Conexão Objetiva, Lógica, Material ou Teleológica: se, no mesmo caso, houverem sido umas praticadas para facilitar ou ocultar as outras, ou para conseguir impunidade ou vantagem em relação a qualquer delas. Por exemplo, o crime de lavagem de capitais e a infração penal antecedente.

Conexão Probatória ou Instrumental: quando a prova de uma infração ou de qualquer de suas circunstâncias elementares influir na prova de outra infração. Por exemplo, roubo e receptação.

CONTINÊNCIA

Enquanto a conexão importa em mais de uma infração penal, a continência, em seu inciso I, ocorre quando duas ou mais pessoas forem acusadas pela mesma infração, ou seja, há um único crime e mais de uma pessoa (concurso de pessoas).

REGRAS

1) Até quando é possível reunir os processos? 

Súmula 235, STJ: A conexão não determina a reunião dos processos, se um deles já foi julgado.

Obs.: Entende-se por “julgado” a sentença, mesmo que recorrível (não transitada em julgado). Em outros termos, uma mera decisão, ainda que não transitada em julgado, não importará em reunião dos feitos.

2) A competência do Tribunal do Júri prevalece em relação às demais, ou seja, a reunião de processos por conexão ou continência se dará prioritariamente perante o Júri. Por exemplo, um crime de homicídio cometido em conexão com a ocultação de cadáver será de competência do Júri.

3) E no caso de competência por crime eleitoral? Prevalece na doutrina que o correto seria dividir os processos, separando entre as Justiças, mas é necessário se atentar ao entendimento do STF da enorme força atrativa da Justiça Eleitoral. Por exemplo, uma calúnia eleitoral seguida de um homicídio. Assim, crimes eleitorais e crimes militares, por não serem da jurisdição comum, não são atraídos ao Júri.

4) Se forem jurisdições de mesma categoria, é necessário seguir uma ordem predefinida no art. 78, II, CPP. São jurisdições sem qualquer hierarquia, por exemplo, o juiz criminal de Ribeirão Preto e o juiz criminal de Cravinhos. A preferência será para o local em que ocorreu:

  • O crime mais grave, ou seja, o crime com maior pena máxima.
  • Se os crimes possuem a mesma gravidade, prevalecerá o local em que ocorrer mais infrações.
  • Se nada disso for suficiente, a prevenção definirá a competência.

Se as jurisdições forem de categorias diversas, prevalece o de maior graduação. Por exemplo, o Tribunal irá prevalecer em relação ao juiz de primeiro grau. Por fim, a jurisdição especial prevalece em relação à comum. 

O Caso

Depois de toda essa explicação, vamos ao caso. 

O Ministério Público do Estado de Minas Gerais ofereceu denúncia pela prática dos crimes do art. 38, caput (destruir ou danificar floresta considerada de preservação permanente), e do art. 55, caput (executar pesquisa, lavra ou extração de recursos minerais sem autorização da autoridade competente), da Lei de Crimes Ambientais (L. 9.605/1998), em concurso material. 

O Juízo Estadual recebeu a denúncia, mas declinou a competência para a Justiça Federal, em razão de os atos ilícitos imputados terem sido cometidos em território da União.

_MATERIAL FORNECIDO_.
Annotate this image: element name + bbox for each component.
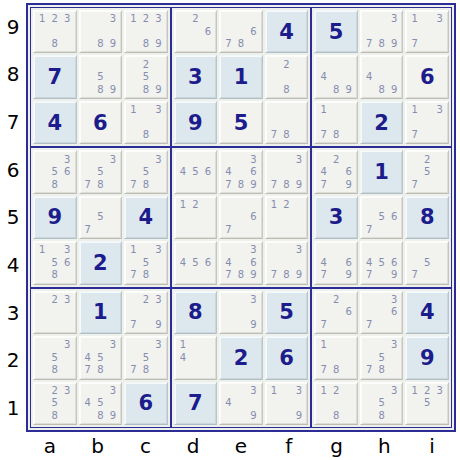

_O QUE FAZER_.
(A) Responda com base no texto sobre conexão e continência:
(i) De acordo com a Súmula 235 do STJ, em que situação a conexão não determina a reunião dos processos?
(ii) Na ordem do art. 78, II, CPP, o que define a competência quando nenhum dos critérios anteriores basta?
(iii) Por que motivo o Juízo Estadual declinou a competência para a Justiça Federal?
(B) Prossiga com o texto sobre conexão e continência, por favor, a partir da última frase apresentada.

_RESPOSTAS ESPERADAS_.
(A)
(i) Quando um dos processos já foi julgado.
(ii) A prevenção.
(iii) Porque os atos ilícitos imputados foram cometidos em território da União.

(B)
O Juízo Federal, após receber os autos, extinguiu a ação penal, com relação ao crime do art. 55, por reconhecer a litispendência em relação a uma ação penal que já tramitou naquele juízo, na qual, inclusive já houvera a prolação de sentença condenatória. Em relação ao delito do art. 38, afirmou que o ilícito não ocorreu em área pertencente ou protegida pela União. Por isso, suscitou o conflito para que houvesse retorno dos autos ao Juízo Estadual.

O STJ, quando julgou esse conflito, entendeu que como houve sentença prolatada com relação ao delito do 55, que é conexo ao do art. 38, a competência para julgamento do delito remanescente deve ser aferida isoladamente. Isto é: se o delito do art. 55 já foi julgado, cabe analisar a competência para julgamento do delito do art. 35, por si só. 

Resumo Oficial

No caso, o Ministério Público do Estado de Minas Gerais ofereceu denúncia pela prática dos crimes do art. 38, caput, e do art. 55, caput, da Lei n. 9.605/1998, em concurso material.

O Juízo Federal, após receber os autos em razão da declinação de competência do Juízo Estadual, extinguiu a ação penal, no tocante ao crime do art. 55, caput, da Lei n. 9.605/1998, referente à conduta de extração de areia e cascalho, por reconhecer a litispendência em relação a ação penal que tramitara naquele juízo, na qual, inclusive já houvera a prolação de sentença condenatória. Em relação ao delito do art. 38, caput, também da Lei n. 9.605/1998, afirmou que o ilícito não ocorreu em área pertencente ou protegida pela União, motivo pelo qual suscitou o conflito.

Sobre o tema, a Súmula n. 235 do Superior Tribunal de Justiça dispõe que "[a] conexão não determina a reunião dos processos, se um deles já foi julgado." Embora o enunciado tenha origem em feitos de natureza cível, é pacífico o entendimento de que a sua orientação também é aplicável aos processos penais.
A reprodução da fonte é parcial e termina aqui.